(David Berger) Der erste Mai ist in Berlin nicht nur der höchste Feiertag der Linken, sondern auch der Antisemiten. Das ist nichts Neues, aber Fachleute erwarten, dass sich in diesem Jahr die Zusammenarbeit von muslimischen Judenhassern und linken Gewalttätern besonders manifestieren wird.

Unter dem Motto unter dem Motto „Heraus zum Roten 1. Mai“ mobilisiert die linksradikale Gruppe „Jugendwiderstand“ für morgen um 13 Uhr zum Karl-Marx-Platz, von wo aus man zum Hermannplatz ziehen will. Ihr Ziel: ein „judenfreies Neukölln“

Die Berliner Zeitung schreibt:

„Neben deutschen zählen sich vor allem arabisch- und türkischstämmige Jugendliche zu der Gruppe und ihrem Umfeld, die bereits am 1. Mai 2017 bei einer ähnlichen Demo pro-palästinensische und israelfeindliche Parolen skandierten. Neben „Kindermörder Israel“ gab es religiöse Schlachtrufe wie „Allah liebt seine Märtyrer“ und „Allah ist der Größte“.“

Neben Lenin, Stalin, Marx und Mao ist Mohammed der große Held der Gruppe und Israel, die USA, die AfD und die „Zionisten“ gelten als die schlimmsten Feinde. Bei den 1. Mai-Randalen im vergangenen Jahr trugen die Mitglieder der Gruppe eine Palästinenserflagge mit Hammer und Sichel, auf der „Fick Israel und die USA“ stand. An einer Stelle kam es in Neukölln direkt zu einem Übergriff auf angeblich „Zionisten“:

Auch die vor einigen Monaten auf eine Hauswand in Neukölln geschmierte Parole „9 mm für Zionisten“ soll von der Gruppe aus „Antifa“ und Islamisten stammen. Auch Journalisten wurden von den Gewalttätern heftig bedroht.

Bereitgestelltes Material:
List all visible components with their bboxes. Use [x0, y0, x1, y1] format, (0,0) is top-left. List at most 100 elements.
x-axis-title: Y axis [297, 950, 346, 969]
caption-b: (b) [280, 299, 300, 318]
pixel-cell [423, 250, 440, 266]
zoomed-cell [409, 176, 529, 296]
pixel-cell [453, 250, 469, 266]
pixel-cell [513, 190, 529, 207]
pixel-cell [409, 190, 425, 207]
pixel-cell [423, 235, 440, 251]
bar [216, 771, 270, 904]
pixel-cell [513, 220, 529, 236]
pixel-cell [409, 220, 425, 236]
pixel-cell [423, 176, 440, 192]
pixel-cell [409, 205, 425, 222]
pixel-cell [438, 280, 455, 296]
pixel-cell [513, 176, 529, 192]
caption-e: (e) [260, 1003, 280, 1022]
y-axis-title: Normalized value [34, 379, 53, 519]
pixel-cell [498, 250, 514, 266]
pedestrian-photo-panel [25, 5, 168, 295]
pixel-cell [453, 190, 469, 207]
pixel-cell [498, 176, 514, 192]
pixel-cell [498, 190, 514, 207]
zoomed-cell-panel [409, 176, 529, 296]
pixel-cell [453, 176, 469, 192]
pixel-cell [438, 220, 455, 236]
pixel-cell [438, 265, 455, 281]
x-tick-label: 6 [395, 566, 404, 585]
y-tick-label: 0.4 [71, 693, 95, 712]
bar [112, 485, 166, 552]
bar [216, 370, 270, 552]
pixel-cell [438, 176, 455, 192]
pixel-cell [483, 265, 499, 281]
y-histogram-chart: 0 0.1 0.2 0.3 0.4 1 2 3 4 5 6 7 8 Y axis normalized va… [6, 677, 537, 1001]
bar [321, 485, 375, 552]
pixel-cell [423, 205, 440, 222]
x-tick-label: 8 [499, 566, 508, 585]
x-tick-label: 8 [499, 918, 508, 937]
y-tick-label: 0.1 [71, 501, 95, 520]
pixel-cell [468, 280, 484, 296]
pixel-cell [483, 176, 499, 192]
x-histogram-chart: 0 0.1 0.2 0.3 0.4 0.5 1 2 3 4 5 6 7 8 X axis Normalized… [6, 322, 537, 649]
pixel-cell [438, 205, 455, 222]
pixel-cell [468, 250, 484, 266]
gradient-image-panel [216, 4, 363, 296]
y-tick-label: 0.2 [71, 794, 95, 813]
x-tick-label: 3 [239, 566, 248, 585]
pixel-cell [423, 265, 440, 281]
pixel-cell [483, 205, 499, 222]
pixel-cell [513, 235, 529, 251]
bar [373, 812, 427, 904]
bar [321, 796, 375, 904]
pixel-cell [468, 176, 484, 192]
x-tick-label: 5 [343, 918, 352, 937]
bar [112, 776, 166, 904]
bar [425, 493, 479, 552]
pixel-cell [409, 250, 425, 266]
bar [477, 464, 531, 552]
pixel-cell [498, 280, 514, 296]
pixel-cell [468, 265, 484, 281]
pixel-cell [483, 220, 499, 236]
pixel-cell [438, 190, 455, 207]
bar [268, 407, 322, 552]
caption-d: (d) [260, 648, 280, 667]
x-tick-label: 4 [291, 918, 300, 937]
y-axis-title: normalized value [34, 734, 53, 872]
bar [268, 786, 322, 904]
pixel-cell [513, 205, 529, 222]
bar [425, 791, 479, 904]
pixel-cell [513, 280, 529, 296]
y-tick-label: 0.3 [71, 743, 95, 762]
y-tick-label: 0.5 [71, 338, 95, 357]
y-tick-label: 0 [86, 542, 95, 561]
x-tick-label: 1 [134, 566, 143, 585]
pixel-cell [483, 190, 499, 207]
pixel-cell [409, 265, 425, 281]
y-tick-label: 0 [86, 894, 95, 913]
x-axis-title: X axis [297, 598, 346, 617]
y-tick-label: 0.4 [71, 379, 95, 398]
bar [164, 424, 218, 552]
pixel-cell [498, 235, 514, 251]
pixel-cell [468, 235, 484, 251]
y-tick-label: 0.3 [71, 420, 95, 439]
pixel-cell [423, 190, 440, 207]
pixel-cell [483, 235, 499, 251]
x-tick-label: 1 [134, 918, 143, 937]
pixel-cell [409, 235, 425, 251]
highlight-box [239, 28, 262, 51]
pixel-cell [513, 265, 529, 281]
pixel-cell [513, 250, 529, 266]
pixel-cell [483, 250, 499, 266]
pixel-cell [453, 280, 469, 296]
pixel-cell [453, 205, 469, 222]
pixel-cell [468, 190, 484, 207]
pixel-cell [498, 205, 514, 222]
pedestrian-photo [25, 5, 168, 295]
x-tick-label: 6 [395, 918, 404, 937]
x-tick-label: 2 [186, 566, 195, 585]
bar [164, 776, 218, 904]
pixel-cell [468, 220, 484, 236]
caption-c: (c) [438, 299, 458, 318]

Aufgabenstellung:
(A) Stimmen die folgenden Aussagen mit dem Textauszug überein? Antworte jeweils mit Ja oder Nein und zitiere wortgetreu die Stelle, die den Ausschlag gibt.
(i) Die Gruppe „Jugendwiderstand“ will vom Karl-Marx-Platz zum Hermannplatz ziehen.
(ii) Die Demonstration soll um 15 Uhr beginnen.
(iii) Die Parole „9 mm für Zionisten“ wurde auf eine Hauswand in Kreuzberg geschmiert.
(B) Gib aus dem Textauszug die Stelle von „(David Berger) Der“ bis einschließlich „besonders manifestieren wird.“ wortgetreu aus.
(C) Welche Flagge trugen die Mitglieder der Gruppe laut Textauszug bei den 1.-Mai-Randalen im vergangenen Jahr?
Das Material spielt hierfür keine Rolle.

Antworten je Aufgabe:
(A)
(i) Ja: „von wo aus man zum Hermannplatz ziehen will“
(ii) Nein: „für morgen um 13 Uhr zum Karl-Marx-Platz“
(iii) Nein: „auf eine Hauswand in Neukölln geschmierte Parole“

(B)
(David Berger) Der erste Mai ist in Berlin nicht nur der höchste Feiertag der Linken, sondern auch der Antisemiten. Das ist nichts Neues, aber Fachleute erwarten, dass sich in diesem Jahr die Zusammenarbeit von muslimischen Judenhassern und linken Gewalttätern besonders manifestieren wird.

(C) Eine Palästinenserflagge mit Hammer und Sichel, auf der „Fick Israel und die USA“ stand.